▶ [DOCUMENT PASSAGE]:
════

OSSIPEE, N.H. --A man has pleaded guilty to running a fraudulent drug-treatment center, taking thousands of dollars from patients and their families for drug and alcohol services that were never delivered.

Farid Kim Tari, 32, pleaded guilty Wednesday and is expected to be deported to his native France.

Tari and another man of the St. Jude's Residence were charged with scamming over $300,000 over two years, telling numerous distraught parents they would cure their addicted children. But the two men seemingly hired anybody off the street, prosecutors said.

In one case, Tari passed off a wholly inexperienced $8-an-hour employee as a professional counselor, prosecutors said.

Karen Gorham, assistant attorney general, said Kim Tari played an "integral role" in hiring unqualified counselors and convincing families loved ones could find peace at his operation. She said he was personally responsible for about $109,000.

════

▶ [EXCERPTED RECORDS]:
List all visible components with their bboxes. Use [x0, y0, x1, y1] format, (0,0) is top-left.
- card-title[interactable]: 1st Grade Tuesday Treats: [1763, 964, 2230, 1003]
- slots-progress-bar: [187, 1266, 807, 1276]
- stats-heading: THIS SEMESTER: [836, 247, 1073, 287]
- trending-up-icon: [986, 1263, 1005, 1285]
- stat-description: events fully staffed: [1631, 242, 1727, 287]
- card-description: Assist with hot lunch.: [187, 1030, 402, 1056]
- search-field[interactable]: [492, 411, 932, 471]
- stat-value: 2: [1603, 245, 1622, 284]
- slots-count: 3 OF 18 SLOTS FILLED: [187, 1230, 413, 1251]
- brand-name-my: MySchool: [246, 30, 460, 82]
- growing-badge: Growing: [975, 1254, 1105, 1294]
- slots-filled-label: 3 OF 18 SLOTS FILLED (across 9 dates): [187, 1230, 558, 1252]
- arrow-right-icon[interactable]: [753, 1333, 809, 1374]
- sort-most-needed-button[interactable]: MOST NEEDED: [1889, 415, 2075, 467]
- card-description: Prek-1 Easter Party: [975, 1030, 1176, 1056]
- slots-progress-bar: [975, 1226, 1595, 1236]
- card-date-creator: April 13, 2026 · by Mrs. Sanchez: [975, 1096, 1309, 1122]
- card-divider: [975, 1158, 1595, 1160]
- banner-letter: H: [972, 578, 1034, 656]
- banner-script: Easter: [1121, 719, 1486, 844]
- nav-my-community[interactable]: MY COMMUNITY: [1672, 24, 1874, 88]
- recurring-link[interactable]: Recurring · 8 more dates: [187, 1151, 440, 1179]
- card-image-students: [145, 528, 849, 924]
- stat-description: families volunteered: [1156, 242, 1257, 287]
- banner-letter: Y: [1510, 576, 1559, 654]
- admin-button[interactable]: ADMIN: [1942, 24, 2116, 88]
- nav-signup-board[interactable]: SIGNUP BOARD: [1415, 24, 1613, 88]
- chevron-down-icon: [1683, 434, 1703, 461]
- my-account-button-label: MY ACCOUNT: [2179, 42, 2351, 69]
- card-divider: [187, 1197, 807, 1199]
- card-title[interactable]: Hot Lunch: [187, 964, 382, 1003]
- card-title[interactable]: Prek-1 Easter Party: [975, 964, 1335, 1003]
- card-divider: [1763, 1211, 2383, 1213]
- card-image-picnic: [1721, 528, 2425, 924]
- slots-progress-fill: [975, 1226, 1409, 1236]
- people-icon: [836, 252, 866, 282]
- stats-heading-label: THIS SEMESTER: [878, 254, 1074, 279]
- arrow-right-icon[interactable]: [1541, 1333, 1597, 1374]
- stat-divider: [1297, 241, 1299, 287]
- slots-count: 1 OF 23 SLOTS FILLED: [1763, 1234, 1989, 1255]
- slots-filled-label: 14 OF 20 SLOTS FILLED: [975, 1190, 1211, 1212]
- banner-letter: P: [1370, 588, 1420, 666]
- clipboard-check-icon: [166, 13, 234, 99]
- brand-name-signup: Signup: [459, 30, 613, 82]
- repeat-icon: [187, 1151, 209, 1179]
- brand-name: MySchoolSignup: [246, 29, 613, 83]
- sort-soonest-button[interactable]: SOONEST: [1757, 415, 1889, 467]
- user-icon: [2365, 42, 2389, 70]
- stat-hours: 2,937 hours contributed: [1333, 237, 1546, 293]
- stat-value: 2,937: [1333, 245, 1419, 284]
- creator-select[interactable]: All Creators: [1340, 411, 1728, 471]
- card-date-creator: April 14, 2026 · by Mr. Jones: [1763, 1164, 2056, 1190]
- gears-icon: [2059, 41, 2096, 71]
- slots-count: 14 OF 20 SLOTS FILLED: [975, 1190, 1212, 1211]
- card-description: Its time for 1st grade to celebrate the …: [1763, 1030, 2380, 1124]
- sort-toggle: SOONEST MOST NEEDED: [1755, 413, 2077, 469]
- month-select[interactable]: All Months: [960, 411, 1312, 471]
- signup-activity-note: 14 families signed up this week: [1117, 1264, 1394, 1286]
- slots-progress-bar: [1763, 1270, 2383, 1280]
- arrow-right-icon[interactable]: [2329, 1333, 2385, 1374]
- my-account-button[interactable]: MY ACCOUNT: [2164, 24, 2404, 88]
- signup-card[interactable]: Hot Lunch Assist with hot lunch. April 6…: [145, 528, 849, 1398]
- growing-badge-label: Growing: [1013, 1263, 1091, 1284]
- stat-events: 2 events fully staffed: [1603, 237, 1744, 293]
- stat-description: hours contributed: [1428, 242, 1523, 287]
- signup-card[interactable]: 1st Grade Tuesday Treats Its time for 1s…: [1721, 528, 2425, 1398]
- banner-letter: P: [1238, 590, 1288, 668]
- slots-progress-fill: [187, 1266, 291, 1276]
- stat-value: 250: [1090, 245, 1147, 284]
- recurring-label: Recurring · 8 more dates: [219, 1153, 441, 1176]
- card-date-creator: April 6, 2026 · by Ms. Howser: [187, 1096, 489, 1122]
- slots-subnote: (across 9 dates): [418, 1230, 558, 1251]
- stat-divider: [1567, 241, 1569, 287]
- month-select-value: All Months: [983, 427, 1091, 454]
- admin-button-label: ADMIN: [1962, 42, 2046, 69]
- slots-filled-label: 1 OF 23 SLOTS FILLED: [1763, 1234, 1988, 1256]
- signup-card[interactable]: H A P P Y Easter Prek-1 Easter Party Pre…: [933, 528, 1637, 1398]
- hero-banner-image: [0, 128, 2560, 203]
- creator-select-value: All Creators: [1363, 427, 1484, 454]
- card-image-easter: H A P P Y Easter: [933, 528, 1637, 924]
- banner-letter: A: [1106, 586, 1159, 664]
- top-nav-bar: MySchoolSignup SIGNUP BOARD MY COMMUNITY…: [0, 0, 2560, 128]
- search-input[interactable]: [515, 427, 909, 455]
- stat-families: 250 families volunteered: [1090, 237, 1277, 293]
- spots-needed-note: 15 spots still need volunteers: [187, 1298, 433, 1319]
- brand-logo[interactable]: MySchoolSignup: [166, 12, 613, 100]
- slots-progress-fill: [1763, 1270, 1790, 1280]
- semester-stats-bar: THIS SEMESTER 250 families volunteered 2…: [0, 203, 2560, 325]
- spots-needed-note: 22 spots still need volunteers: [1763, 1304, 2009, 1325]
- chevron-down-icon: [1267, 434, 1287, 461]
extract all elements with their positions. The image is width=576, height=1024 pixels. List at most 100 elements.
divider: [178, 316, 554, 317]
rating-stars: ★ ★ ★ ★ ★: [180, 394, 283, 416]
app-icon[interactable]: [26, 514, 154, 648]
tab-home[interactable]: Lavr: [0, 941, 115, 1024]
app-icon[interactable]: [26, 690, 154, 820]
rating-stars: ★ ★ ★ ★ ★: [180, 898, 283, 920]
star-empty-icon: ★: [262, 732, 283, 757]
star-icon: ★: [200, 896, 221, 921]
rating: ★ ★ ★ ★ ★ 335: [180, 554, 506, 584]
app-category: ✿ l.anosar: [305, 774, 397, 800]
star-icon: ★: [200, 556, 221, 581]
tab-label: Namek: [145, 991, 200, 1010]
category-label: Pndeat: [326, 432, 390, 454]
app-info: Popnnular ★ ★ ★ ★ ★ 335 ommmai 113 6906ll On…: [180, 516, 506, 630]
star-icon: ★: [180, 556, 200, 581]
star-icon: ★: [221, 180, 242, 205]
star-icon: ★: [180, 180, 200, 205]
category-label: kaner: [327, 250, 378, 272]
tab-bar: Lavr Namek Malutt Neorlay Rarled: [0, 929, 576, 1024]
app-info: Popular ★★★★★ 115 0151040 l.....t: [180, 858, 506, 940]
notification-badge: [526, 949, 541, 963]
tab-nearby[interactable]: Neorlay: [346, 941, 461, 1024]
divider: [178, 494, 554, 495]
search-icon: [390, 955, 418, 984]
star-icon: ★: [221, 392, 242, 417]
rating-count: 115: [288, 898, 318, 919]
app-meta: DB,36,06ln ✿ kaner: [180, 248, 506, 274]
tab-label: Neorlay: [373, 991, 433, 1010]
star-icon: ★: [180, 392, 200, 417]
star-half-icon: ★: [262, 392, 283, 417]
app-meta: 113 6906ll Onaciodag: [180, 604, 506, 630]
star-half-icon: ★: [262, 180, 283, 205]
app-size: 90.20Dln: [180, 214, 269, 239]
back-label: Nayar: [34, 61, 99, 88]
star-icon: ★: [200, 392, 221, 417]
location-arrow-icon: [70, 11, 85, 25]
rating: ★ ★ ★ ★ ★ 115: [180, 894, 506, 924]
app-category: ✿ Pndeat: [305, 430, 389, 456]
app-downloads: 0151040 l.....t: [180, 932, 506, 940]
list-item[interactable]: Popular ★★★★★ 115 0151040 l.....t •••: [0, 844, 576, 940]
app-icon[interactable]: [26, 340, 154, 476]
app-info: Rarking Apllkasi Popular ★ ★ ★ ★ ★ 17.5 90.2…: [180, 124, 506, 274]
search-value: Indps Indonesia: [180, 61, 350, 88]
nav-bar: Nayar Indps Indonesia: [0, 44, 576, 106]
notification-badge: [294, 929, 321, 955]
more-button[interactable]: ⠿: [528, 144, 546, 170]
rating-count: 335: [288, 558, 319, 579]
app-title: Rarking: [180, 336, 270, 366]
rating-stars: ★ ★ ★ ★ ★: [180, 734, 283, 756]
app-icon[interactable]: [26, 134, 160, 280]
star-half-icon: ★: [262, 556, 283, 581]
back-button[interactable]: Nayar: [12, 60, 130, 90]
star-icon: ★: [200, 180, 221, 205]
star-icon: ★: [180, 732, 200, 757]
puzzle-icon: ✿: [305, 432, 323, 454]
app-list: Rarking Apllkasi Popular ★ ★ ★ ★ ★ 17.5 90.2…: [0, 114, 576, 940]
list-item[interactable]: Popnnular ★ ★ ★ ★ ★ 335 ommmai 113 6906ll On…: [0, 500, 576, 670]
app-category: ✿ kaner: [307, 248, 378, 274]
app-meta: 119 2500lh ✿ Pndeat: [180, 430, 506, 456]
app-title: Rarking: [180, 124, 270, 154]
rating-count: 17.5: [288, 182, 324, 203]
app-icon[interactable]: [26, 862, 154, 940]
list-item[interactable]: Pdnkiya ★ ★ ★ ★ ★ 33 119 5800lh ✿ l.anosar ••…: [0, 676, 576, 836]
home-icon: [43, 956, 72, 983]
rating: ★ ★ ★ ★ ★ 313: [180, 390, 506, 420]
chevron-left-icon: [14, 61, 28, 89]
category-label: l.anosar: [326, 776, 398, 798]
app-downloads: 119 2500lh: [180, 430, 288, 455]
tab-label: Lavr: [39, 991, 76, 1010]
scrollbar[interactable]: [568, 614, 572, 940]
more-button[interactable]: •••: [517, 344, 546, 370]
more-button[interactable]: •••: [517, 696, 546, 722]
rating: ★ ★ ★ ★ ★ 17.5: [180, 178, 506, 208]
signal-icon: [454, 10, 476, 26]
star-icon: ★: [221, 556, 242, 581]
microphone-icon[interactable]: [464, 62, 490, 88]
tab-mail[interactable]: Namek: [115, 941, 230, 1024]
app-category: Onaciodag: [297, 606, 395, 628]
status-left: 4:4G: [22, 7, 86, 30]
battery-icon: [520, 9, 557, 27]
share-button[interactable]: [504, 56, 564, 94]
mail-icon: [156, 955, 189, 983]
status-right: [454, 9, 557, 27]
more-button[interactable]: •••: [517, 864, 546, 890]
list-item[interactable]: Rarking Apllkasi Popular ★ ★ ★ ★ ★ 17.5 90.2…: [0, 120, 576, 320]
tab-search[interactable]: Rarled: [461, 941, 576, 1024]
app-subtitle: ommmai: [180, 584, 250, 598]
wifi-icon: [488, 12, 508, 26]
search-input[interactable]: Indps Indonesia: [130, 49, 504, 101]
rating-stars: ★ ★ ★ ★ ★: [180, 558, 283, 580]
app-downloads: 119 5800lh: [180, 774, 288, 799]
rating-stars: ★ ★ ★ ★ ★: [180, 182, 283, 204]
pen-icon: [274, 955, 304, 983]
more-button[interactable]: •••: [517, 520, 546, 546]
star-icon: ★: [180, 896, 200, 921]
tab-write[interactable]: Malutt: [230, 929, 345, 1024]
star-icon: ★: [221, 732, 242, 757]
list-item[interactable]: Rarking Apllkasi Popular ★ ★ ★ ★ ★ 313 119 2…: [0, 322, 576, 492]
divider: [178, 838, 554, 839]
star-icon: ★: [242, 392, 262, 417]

════

Can you rewrite the drug-treatment fraud report, everything from "In one case, Tari" down to "for about $109,000.", replacing "employee" with "worker"?

▶ [EXERCISE RESULT]:
In one case, Tari passed off a wholly inexperienced $8-an-hour worker as a professional counselor, prosecutors said.

Karen Gorham, assistant attorney general, said Kim Tari played an "integral role" in hiring unqualified counselors and convincing families loved ones could find peace at his operation. She said he was personally responsible for about $109,000.